EXERCISE DESCRIPTION
Repeat the records below exactly, leaving out every picture.

AVAILABLE RECORDS

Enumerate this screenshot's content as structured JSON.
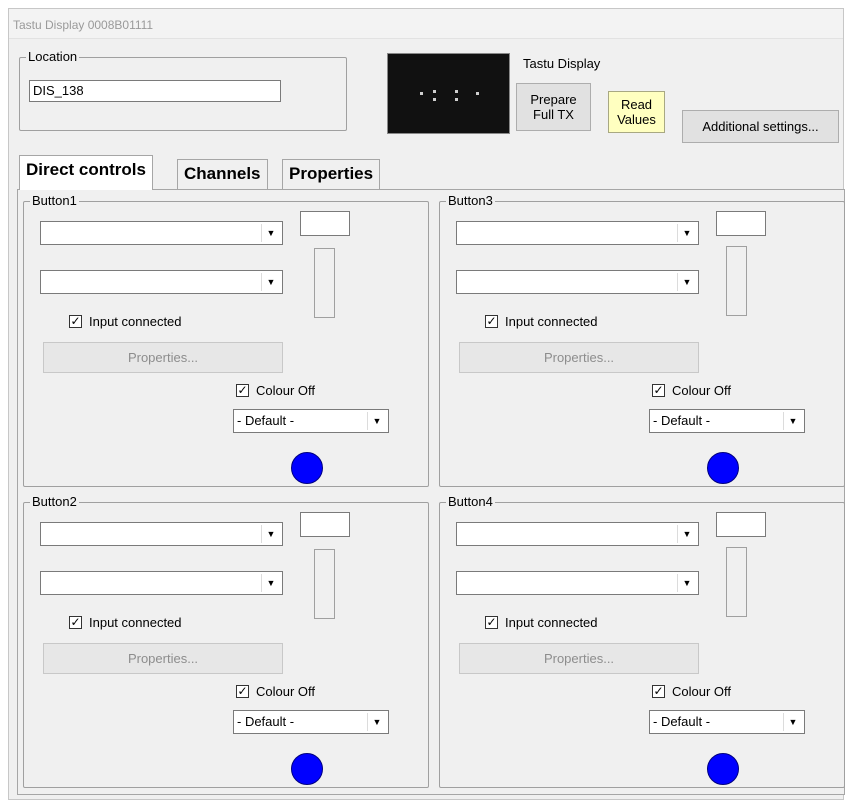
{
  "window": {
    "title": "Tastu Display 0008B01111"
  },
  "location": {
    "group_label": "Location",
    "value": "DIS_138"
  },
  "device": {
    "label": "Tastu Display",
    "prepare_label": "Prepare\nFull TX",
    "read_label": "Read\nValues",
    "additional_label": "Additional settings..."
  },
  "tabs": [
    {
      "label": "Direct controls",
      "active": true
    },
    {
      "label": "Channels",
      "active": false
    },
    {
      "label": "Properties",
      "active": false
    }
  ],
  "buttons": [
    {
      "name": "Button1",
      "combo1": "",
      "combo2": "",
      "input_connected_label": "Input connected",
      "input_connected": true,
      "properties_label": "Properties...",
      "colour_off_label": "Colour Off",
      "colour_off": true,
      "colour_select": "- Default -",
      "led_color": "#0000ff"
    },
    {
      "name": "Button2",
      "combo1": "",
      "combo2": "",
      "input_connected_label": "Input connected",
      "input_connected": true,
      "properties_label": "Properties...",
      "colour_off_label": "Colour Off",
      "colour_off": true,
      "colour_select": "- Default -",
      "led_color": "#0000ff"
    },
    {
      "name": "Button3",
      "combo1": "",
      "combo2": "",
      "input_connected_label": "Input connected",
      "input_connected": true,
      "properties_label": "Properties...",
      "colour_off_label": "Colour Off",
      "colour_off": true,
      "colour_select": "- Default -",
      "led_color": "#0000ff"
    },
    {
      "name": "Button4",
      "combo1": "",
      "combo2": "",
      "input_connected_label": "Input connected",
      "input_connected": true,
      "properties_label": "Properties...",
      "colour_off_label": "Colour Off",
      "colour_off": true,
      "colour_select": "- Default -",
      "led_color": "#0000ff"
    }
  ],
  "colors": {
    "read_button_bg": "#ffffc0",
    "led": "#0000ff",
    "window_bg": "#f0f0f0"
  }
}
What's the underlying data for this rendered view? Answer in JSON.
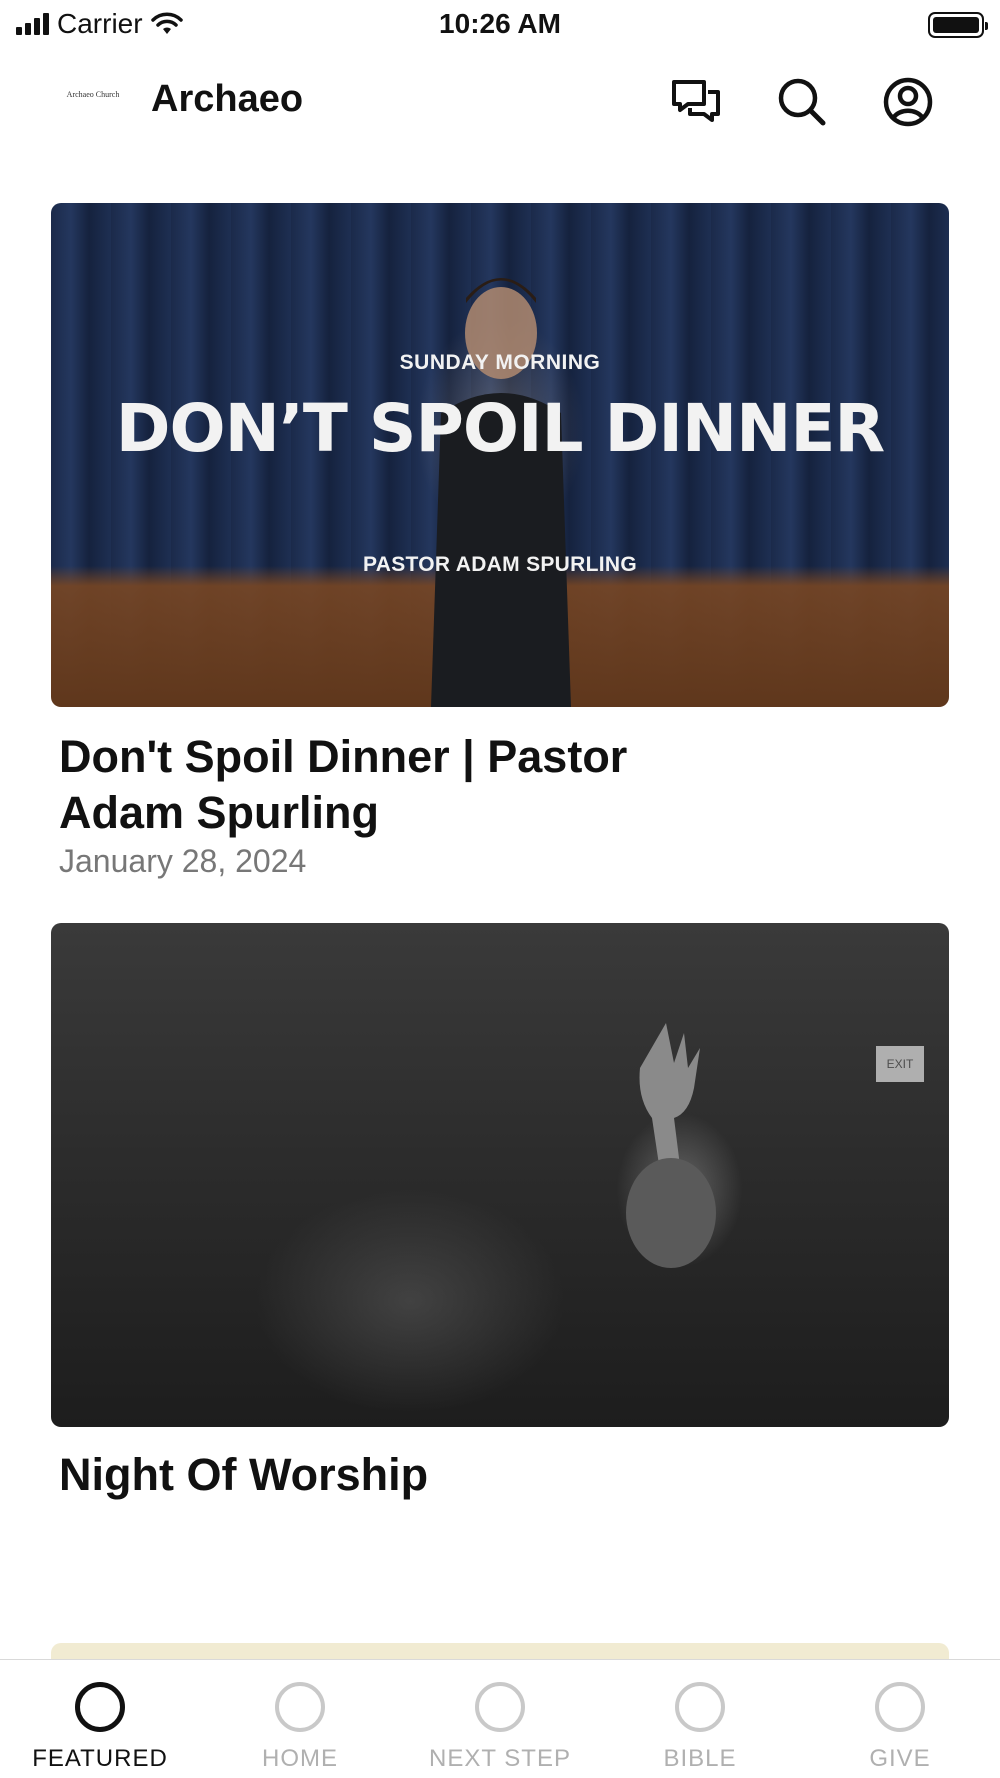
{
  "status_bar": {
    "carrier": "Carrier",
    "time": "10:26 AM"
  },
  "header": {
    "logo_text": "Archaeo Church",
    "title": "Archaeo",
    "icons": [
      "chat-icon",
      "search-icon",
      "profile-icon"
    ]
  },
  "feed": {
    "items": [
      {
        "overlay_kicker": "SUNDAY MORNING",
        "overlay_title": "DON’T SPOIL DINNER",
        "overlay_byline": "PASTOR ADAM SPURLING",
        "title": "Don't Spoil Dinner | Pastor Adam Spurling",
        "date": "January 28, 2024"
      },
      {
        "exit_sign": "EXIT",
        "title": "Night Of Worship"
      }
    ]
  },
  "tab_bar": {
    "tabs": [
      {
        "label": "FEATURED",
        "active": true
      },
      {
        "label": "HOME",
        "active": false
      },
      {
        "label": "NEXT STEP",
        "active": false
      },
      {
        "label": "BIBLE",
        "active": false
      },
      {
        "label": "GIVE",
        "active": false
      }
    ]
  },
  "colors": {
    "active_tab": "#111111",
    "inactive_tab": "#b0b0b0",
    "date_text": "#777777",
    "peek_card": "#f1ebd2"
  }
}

FULL ANSWER
Enumerate this screenshot's content as structured JSON.
{
  "window": {
    "title": "Tastu Display 0008B01111"
  },
  "location": {
    "group_label": "Location",
    "value": "DIS_138"
  },
  "device": {
    "label": "Tastu Display",
    "prepare_label": "Prepare\nFull TX",
    "read_label": "Read\nValues",
    "additional_label": "Additional settings..."
  },
  "tabs": [
    {
      "label": "Direct controls",
      "active": true
    },
    {
      "label": "Channels",
      "active": false
    },
    {
      "label": "Properties",
      "active": false
    }
  ],
  "buttons": [
    {
      "name": "Button1",
      "combo1": "",
      "combo2": "",
      "input_connected_label": "Input connected",
      "input_connected": true,
      "properties_label": "Properties...",
      "colour_off_label": "Colour Off",
      "colour_off": true,
      "colour_select": "- Default -",
      "led_color": "#0000ff"
    },
    {
      "name": "Button2",
      "combo1": "",
      "combo2": "",
      "input_connected_label": "Input connected",
      "input_connected": true,
      "properties_label": "Properties...",
      "colour_off_label": "Colour Off",
      "colour_off": true,
      "colour_select": "- Default -",
      "led_color": "#0000ff"
    },
    {
      "name": "Button3",
      "combo1": "",
      "combo2": "",
      "input_connected_label": "Input connected",
      "input_connected": true,
      "properties_label": "Properties...",
      "colour_off_label": "Colour Off",
      "colour_off": true,
      "colour_select": "- Default -",
      "led_color": "#0000ff"
    },
    {
      "name": "Button4",
      "combo1": "",
      "combo2": "",
      "input_connected_label": "Input connected",
      "input_connected": true,
      "properties_label": "Properties...",
      "colour_off_label": "Colour Off",
      "colour_off": true,
      "colour_select": "- Default -",
      "led_color": "#0000ff"
    }
  ],
  "colors": {
    "read_button_bg": "#ffffc0",
    "led": "#0000ff",
    "window_bg": "#f0f0f0"
  }
}
What's the underlying data for this rendered view? Answer in JSON.
{
  "status_bar": {
    "carrier": "Carrier",
    "time": "10:26 AM"
  },
  "header": {
    "logo_text": "Archaeo Church",
    "title": "Archaeo",
    "icons": [
      "chat-icon",
      "search-icon",
      "profile-icon"
    ]
  },
  "feed": {
    "items": [
      {
        "overlay_kicker": "SUNDAY MORNING",
        "overlay_title": "DON’T SPOIL DINNER",
        "overlay_byline": "PASTOR ADAM SPURLING",
        "title": "Don't Spoil Dinner | Pastor Adam Spurling",
        "date": "January 28, 2024"
      },
      {
        "exit_sign": "EXIT",
        "title": "Night Of Worship"
      }
    ]
  },
  "tab_bar": {
    "tabs": [
      {
        "label": "FEATURED",
        "active": true
      },
      {
        "label": "HOME",
        "active": false
      },
      {
        "label": "NEXT STEP",
        "active": false
      },
      {
        "label": "BIBLE",
        "active": false
      },
      {
        "label": "GIVE",
        "active": false
      }
    ]
  },
  "colors": {
    "active_tab": "#111111",
    "inactive_tab": "#b0b0b0",
    "date_text": "#777777",
    "peek_card": "#f1ebd2"
  }
}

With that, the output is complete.